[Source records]
::::::::
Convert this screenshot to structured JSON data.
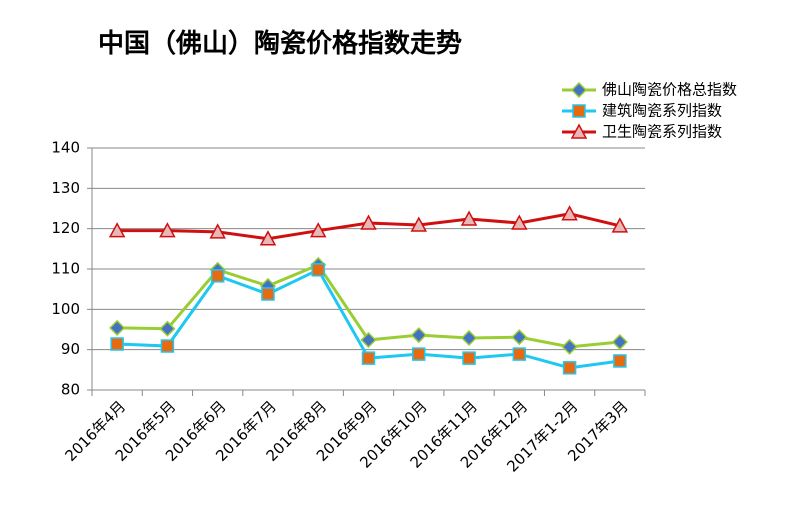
{
  "chart_data": {
    "type": "line",
    "title": "中国（佛山）陶瓷价格指数走势",
    "categories": [
      "2016年4月",
      "2016年5月",
      "2016年6月",
      "2016年7月",
      "2016年8月",
      "2016年9月",
      "2016年10月",
      "2016年11月",
      "2016年12月",
      "2017年1-2月",
      "2017年3月"
    ],
    "series": [
      {
        "name": "佛山陶瓷价格总指数",
        "color": "#9acd32",
        "marker": "diamond",
        "marker_color": "#4472c4",
        "values": [
          95.4,
          95.2,
          109.8,
          105.8,
          111,
          92.4,
          93.6,
          92.9,
          93.1,
          90.7,
          91.9
        ]
      },
      {
        "name": "建筑陶瓷系列指数",
        "color": "#1ec8f0",
        "marker": "square",
        "marker_color": "#e86a10",
        "values": [
          91.4,
          90.9,
          108.3,
          103.8,
          109.8,
          87.9,
          88.9,
          87.9,
          88.9,
          85.5,
          87.2
        ]
      },
      {
        "name": "卫生陶瓷系列指数",
        "color": "#d01010",
        "marker": "triangle",
        "marker_color": "#e8b8b8",
        "values": [
          119.5,
          119.5,
          119.2,
          117.5,
          119.5,
          121.4,
          120.9,
          122.4,
          121.4,
          123.7,
          120.7
        ]
      }
    ],
    "ylim": [
      80,
      140
    ],
    "yticks": [
      80,
      90,
      100,
      110,
      120,
      130,
      140
    ],
    "grid": true,
    "legend": "top-right"
  }
}
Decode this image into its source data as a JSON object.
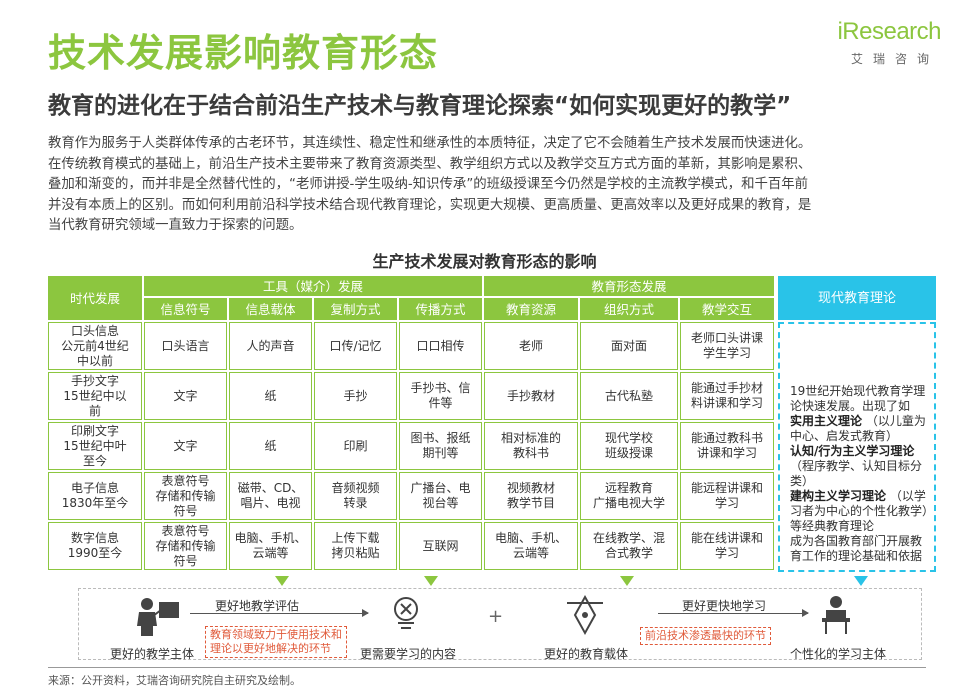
{
  "header": {
    "title": "技术发展影响教育形态",
    "subtitle": "教育的进化在于结合前沿生产技术与教育理论探索“如何实现更好的教学”",
    "logo_text": "iResearch",
    "logo_sub": "艾瑞咨询"
  },
  "intro": [
    "教育作为服务于人类群体传承的古老环节，其连续性、稳定性和继承性的本质特征，决定了它不会随着生产技术发展而快速进化。",
    "在传统教育模式的基础上，前沿生产技术主要带来了教育资源类型、教学组织方式以及教学交互方式方面的革新，其影响是累积、",
    "叠加和渐变的，而并非是全然替代性的，“老师讲授-学生吸纳-知识传承”的班级授课至今仍然是学校的主流教学模式，和千百年前",
    "并没有本质上的区别。而如何利用前沿科学技术结合现代教育理论，实现更大规模、更高质量、更高效率以及更好成果的教育，是",
    "当代教育研究领域一直致力于探索的问题。"
  ],
  "table": {
    "title": "生产技术发展对教育形态的影响",
    "era_header": "时代发展",
    "group_tools": "工具（媒介）发展",
    "group_form": "教育形态发展",
    "theory_header": "现代教育理论",
    "columns": [
      "信息符号",
      "信息载体",
      "复制方式",
      "传播方式",
      "教育资源",
      "组织方式",
      "教学交互"
    ],
    "rows": [
      {
        "era": "口头信息\n公元前4世纪\n中以前",
        "cells": [
          "口头语言",
          "人的声音",
          "口传/记忆",
          "口口相传",
          "老师",
          "面对面",
          "老师口头讲课\n学生学习"
        ]
      },
      {
        "era": "手抄文字\n15世纪中以\n前",
        "cells": [
          "文字",
          "纸",
          "手抄",
          "手抄书、信\n件等",
          "手抄教材",
          "古代私塾",
          "能通过手抄材\n料讲课和学习"
        ]
      },
      {
        "era": "印刷文字\n15世纪中叶\n至今",
        "cells": [
          "文字",
          "纸",
          "印刷",
          "图书、报纸\n期刊等",
          "相对标准的\n教科书",
          "现代学校\n班级授课",
          "能通过教科书\n讲课和学习"
        ]
      },
      {
        "era": "电子信息\n1830年至今",
        "cells": [
          "表意符号\n存储和传输\n符号",
          "磁带、CD、\n唱片、电视",
          "音频视频\n转录",
          "广播台、电\n视台等",
          "视频教材\n教学节目",
          "远程教育\n广播电视大学",
          "能远程讲课和\n学习"
        ]
      },
      {
        "era": "数字信息\n1990至今",
        "cells": [
          "表意符号\n存储和传输\n符号",
          "电脑、手机、\n云端等",
          "上传下载\n拷贝粘贴",
          "互联网",
          "电脑、手机、\n云端等",
          "在线教学、混\n合式教学",
          "能在线讲课和\n学习"
        ]
      }
    ],
    "theory": {
      "p1": "19世纪开始现代教育学理论快速发展。出现了如",
      "b1": "实用主义理论",
      "p2": "（以儿童为中心、启发式教育）",
      "b2": "认知/行为主义学习理论",
      "p3": "（程序教学、认知目标分类）",
      "b3": "建构主义学习理论",
      "p4": "（以学习者为中心的个性化教学）等经典教育理论",
      "p5": "成为各国教育部门开展教育工作的理论基础和依据"
    }
  },
  "flow": {
    "label1": "更好的教学主体",
    "label2": "更需要学习的内容",
    "label3": "更好的教育载体",
    "label4": "个性化的学习主体",
    "arrow1": "更好地教学评估",
    "arrow2": "更好更快地学习",
    "note1": "教育领域致力于使用技术和\n理论以更好地解决的环节",
    "note2": "前沿技术渗透最快的环节",
    "plus": "+"
  },
  "source": "来源：公开资料，艾瑞咨询研究院自主研究及绘制。",
  "colors": {
    "green": "#8cc63f",
    "cyan": "#29c3e8",
    "red": "#e05a3a"
  }
}
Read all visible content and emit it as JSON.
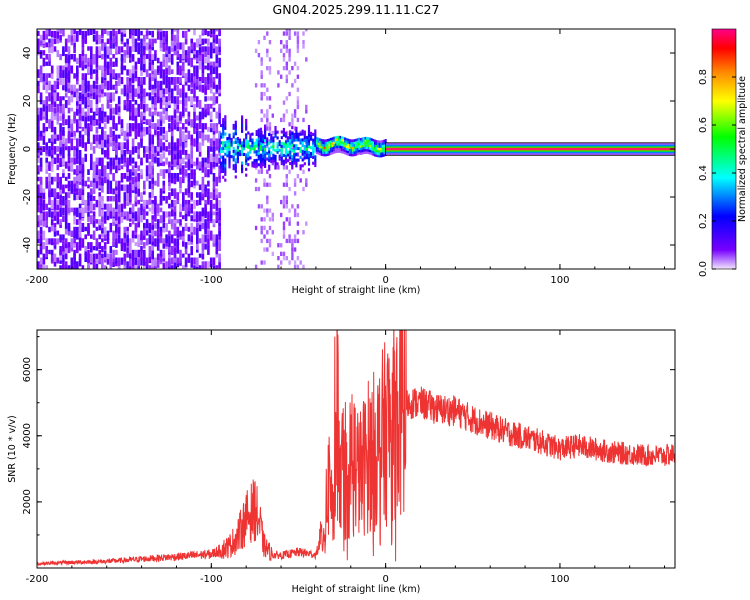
::::::::
THE REQUEST =
Give the data again exactly as written, with all pictures left out.

ANSWER FOR THIS EXERCISE =
Convert this screenshot to structured JSON data.
{
  "chart_data": {
    "type": "line",
    "title": "中国（佛山）陶瓷价格指数走势",
    "categories": [
      "2016年4月",
      "2016年5月",
      "2016年6月",
      "2016年7月",
      "2016年8月",
      "2016年9月",
      "2016年10月",
      "2016年11月",
      "2016年12月",
      "2017年1-2月",
      "2017年3月"
    ],
    "series": [
      {
        "name": "佛山陶瓷价格总指数",
        "color": "#9acd32",
        "marker": "diamond",
        "marker_color": "#4472c4",
        "values": [
          95.4,
          95.2,
          109.8,
          105.8,
          111,
          92.4,
          93.6,
          92.9,
          93.1,
          90.7,
          91.9
        ]
      },
      {
        "name": "建筑陶瓷系列指数",
        "color": "#1ec8f0",
        "marker": "square",
        "marker_color": "#e86a10",
        "values": [
          91.4,
          90.9,
          108.3,
          103.8,
          109.8,
          87.9,
          88.9,
          87.9,
          88.9,
          85.5,
          87.2
        ]
      },
      {
        "name": "卫生陶瓷系列指数",
        "color": "#d01010",
        "marker": "triangle",
        "marker_color": "#e8b8b8",
        "values": [
          119.5,
          119.5,
          119.2,
          117.5,
          119.5,
          121.4,
          120.9,
          122.4,
          121.4,
          123.7,
          120.7
        ]
      }
    ],
    "ylim": [
      80,
      140
    ],
    "yticks": [
      80,
      90,
      100,
      110,
      120,
      130,
      140
    ],
    "grid": true,
    "legend": "top-right"
  }
}
Decode this image into its source data as a JSON object.
{
  "header": {
    "title": "技术发展影响教育形态",
    "subtitle": "教育的进化在于结合前沿生产技术与教育理论探索“如何实现更好的教学”",
    "logo_text": "iResearch",
    "logo_sub": "艾瑞咨询"
  },
  "intro": [
    "教育作为服务于人类群体传承的古老环节，其连续性、稳定性和继承性的本质特征，决定了它不会随着生产技术发展而快速进化。",
    "在传统教育模式的基础上，前沿生产技术主要带来了教育资源类型、教学组织方式以及教学交互方式方面的革新，其影响是累积、",
    "叠加和渐变的，而并非是全然替代性的，“老师讲授-学生吸纳-知识传承”的班级授课至今仍然是学校的主流教学模式，和千百年前",
    "并没有本质上的区别。而如何利用前沿科学技术结合现代教育理论，实现更大规模、更高质量、更高效率以及更好成果的教育，是",
    "当代教育研究领域一直致力于探索的问题。"
  ],
  "table": {
    "title": "生产技术发展对教育形态的影响",
    "era_header": "时代发展",
    "group_tools": "工具（媒介）发展",
    "group_form": "教育形态发展",
    "theory_header": "现代教育理论",
    "columns": [
      "信息符号",
      "信息载体",
      "复制方式",
      "传播方式",
      "教育资源",
      "组织方式",
      "教学交互"
    ],
    "rows": [
      {
        "era": "口头信息\n公元前4世纪\n中以前",
        "cells": [
          "口头语言",
          "人的声音",
          "口传/记忆",
          "口口相传",
          "老师",
          "面对面",
          "老师口头讲课\n学生学习"
        ]
      },
      {
        "era": "手抄文字\n15世纪中以\n前",
        "cells": [
          "文字",
          "纸",
          "手抄",
          "手抄书、信\n件等",
          "手抄教材",
          "古代私塾",
          "能通过手抄材\n料讲课和学习"
        ]
      },
      {
        "era": "印刷文字\n15世纪中叶\n至今",
        "cells": [
          "文字",
          "纸",
          "印刷",
          "图书、报纸\n期刊等",
          "相对标准的\n教科书",
          "现代学校\n班级授课",
          "能通过教科书\n讲课和学习"
        ]
      },
      {
        "era": "电子信息\n1830年至今",
        "cells": [
          "表意符号\n存储和传输\n符号",
          "磁带、CD、\n唱片、电视",
          "音频视频\n转录",
          "广播台、电\n视台等",
          "视频教材\n教学节目",
          "远程教育\n广播电视大学",
          "能远程讲课和\n学习"
        ]
      },
      {
        "era": "数字信息\n1990至今",
        "cells": [
          "表意符号\n存储和传输\n符号",
          "电脑、手机、\n云端等",
          "上传下载\n拷贝粘贴",
          "互联网",
          "电脑、手机、\n云端等",
          "在线教学、混\n合式教学",
          "能在线讲课和\n学习"
        ]
      }
    ],
    "theory": {
      "p1": "19世纪开始现代教育学理论快速发展。出现了如",
      "b1": "实用主义理论",
      "p2": "（以儿童为中心、启发式教育）",
      "b2": "认知/行为主义学习理论",
      "p3": "（程序教学、认知目标分类）",
      "b3": "建构主义学习理论",
      "p4": "（以学习者为中心的个性化教学）等经典教育理论",
      "p5": "成为各国教育部门开展教育工作的理论基础和依据"
    }
  },
  "flow": {
    "label1": "更好的教学主体",
    "label2": "更需要学习的内容",
    "label3": "更好的教育载体",
    "label4": "个性化的学习主体",
    "arrow1": "更好地教学评估",
    "arrow2": "更好更快地学习",
    "note1": "教育领域致力于使用技术和\n理论以更好地解决的环节",
    "note2": "前沿技术渗透最快的环节",
    "plus": "+"
  },
  "source": "来源：公开资料，艾瑞咨询研究院自主研究及绘制。",
  "colors": {
    "green": "#8cc63f",
    "cyan": "#29c3e8",
    "red": "#e05a3a"
  }
}
Read all visible content and emit it as JSON.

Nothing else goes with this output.